-- start --
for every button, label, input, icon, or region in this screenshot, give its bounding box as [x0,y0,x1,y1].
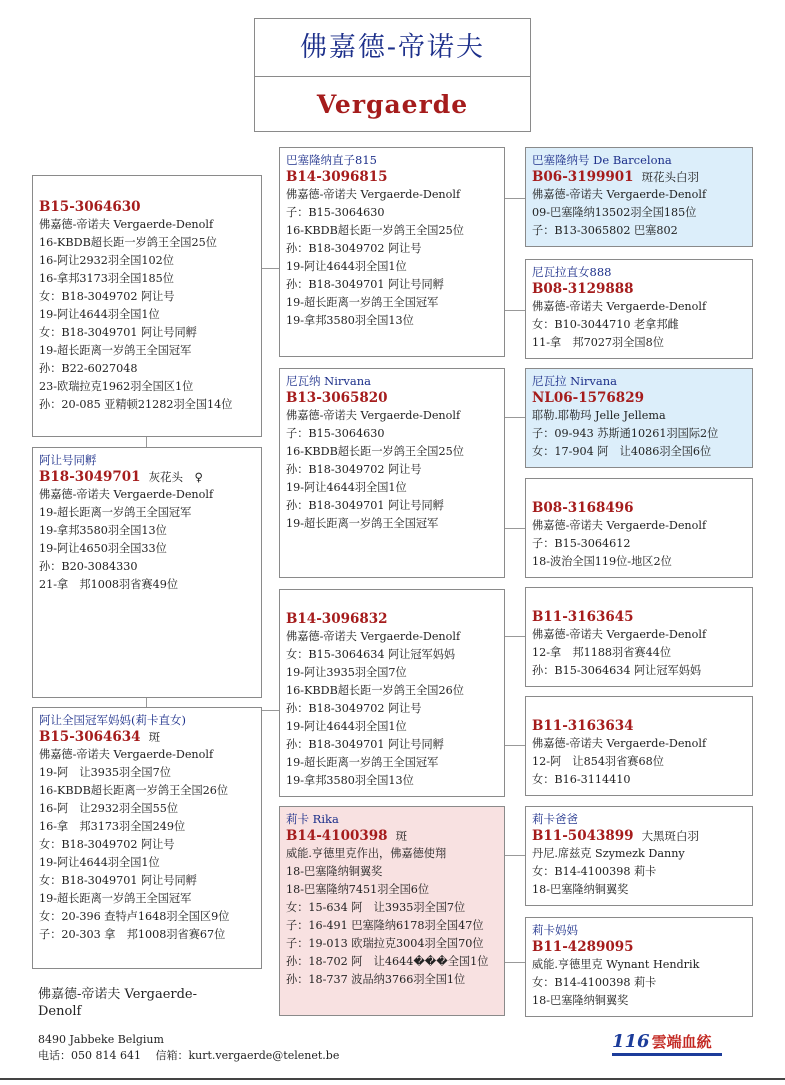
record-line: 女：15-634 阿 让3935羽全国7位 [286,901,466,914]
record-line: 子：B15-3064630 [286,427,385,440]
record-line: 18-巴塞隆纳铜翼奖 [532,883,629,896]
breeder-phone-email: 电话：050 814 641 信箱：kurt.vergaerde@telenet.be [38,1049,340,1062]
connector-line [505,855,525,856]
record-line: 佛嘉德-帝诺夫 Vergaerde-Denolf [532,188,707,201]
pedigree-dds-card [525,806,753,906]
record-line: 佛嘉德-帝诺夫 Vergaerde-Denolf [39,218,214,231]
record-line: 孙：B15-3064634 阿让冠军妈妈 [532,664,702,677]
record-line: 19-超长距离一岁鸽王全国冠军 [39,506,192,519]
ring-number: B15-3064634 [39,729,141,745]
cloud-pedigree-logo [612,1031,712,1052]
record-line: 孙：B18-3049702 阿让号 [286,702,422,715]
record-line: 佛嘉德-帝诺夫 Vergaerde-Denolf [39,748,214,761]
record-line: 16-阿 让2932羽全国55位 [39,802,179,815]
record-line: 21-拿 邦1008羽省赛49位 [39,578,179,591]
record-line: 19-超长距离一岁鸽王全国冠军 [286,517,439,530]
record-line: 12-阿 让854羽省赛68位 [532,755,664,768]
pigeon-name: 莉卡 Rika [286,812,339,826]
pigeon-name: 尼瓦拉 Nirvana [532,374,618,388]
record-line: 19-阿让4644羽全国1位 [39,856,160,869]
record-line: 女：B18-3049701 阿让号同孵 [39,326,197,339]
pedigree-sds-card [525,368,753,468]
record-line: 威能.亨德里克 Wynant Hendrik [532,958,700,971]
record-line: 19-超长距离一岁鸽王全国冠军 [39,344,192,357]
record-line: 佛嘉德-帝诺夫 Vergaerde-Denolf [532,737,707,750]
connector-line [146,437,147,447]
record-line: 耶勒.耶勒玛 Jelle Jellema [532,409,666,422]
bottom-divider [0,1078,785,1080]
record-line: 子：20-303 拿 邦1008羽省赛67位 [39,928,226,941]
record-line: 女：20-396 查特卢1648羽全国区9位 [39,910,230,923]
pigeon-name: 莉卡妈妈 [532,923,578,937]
-- end --
Aim of the exercise. Can you print the data lines starting with the line that contains "record-line: 女：15-634 阿" and going on through the line that contains "record-line: 佛嘉德-帝诺夫 Vergaerde-Denolf [532,737,707,750]"?

Solved problem.
record-line: 女：15-634 阿 让3935羽全国7位 [286,901,466,914]
record-line: 子：B15-3064630 [286,427,385,440]
record-line: 18-巴塞隆纳铜翼奖 [532,883,629,896]
breeder-phone-email: 电话：050 814 641 信箱：kurt.vergaerde@telenet.be [38,1049,340,1062]
connector-line [505,855,525,856]
record-line: 佛嘉德-帝诺夫 Vergaerde-Denolf [532,188,707,201]
pedigree-dds-card [525,806,753,906]
record-line: 佛嘉德-帝诺夫 Vergaerde-Denolf [39,218,214,231]
record-line: 孙：B15-3064634 阿让冠军妈妈 [532,664,702,677]
record-line: 19-超长距离一岁鸽王全国冠军 [39,506,192,519]
ring-number: B15-3064634 [39,729,141,745]
cloud-pedigree-logo [612,1031,712,1052]
record-line: 孙：B18-3049702 阿让号 [286,702,422,715]
record-line: 佛嘉德-帝诺夫 Vergaerde-Denolf [39,748,214,761]
record-line: 16-阿 让2932羽全国55位 [39,802,179,815]
record-line: 21-拿 邦1008羽省赛49位 [39,578,179,591]
record-line: 19-超长距离一岁鸽王全国冠军 [286,517,439,530]
record-line: 12-阿 让854羽省赛68位 [532,755,664,768]
pigeon-name: 莉卡 Rika [286,812,339,826]
pigeon-name: 尼瓦拉 Nirvana [532,374,618,388]
record-line: 19-阿让4644羽全国1位 [39,856,160,869]
record-line: 女：B18-3049701 阿让号同孵 [39,326,197,339]
pedigree-sds-card [525,368,753,468]
record-line: 威能.亨德里克 Wynant Hendrik [532,958,700,971]
record-line: 19-超长距离一岁鸽王全国冠军 [39,344,192,357]
record-line: 佛嘉德-帝诺夫 Vergaerde-Denolf [532,737,707,750]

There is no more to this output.